> [RECORD LIST]
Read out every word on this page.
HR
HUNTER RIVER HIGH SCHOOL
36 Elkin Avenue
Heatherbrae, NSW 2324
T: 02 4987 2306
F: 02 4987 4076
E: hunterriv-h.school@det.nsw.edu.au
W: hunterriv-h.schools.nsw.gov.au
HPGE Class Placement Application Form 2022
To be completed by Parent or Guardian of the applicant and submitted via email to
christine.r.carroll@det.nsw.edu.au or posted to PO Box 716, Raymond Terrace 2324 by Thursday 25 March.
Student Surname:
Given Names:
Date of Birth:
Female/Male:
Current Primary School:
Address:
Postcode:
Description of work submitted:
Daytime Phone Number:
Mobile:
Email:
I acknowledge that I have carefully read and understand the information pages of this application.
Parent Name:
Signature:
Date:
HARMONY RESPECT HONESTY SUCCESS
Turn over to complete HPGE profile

> [CHALLENGE] Above are the records; retype them all without a single difference.

> [RESPONSE TO THIS TASK]
Read out every word on this page.
HR
HUNTER RIVER HIGH SCHOOL
36 Elkin Avenue
Heatherbrae, NSW 2324
T: 02 4987 2306
F: 02 4987 4076
E: hunterriv-h.school@det.nsw.edu.au
W: hunterriv-h.schools.nsw.gov.au
HPGE Class Placement Application Form 2022
To be completed by Parent or Guardian of the applicant and submitted via email to
christine.r.carroll@det.nsw.edu.au or posted to PO Box 716, Raymond Terrace 2324 by Thursday 25 March.
Student Surname:
Given Names:
Date of Birth:
Female/Male:
Current Primary School:
Address:
Postcode:
Description of work submitted:
Daytime Phone Number:
Mobile:
Email:
I acknowledge that I have carefully read and understand the information pages of this application.
Parent Name:
Signature:
Date:
HARMONY RESPECT HONESTY SUCCESS
Turn over to complete HPGE profile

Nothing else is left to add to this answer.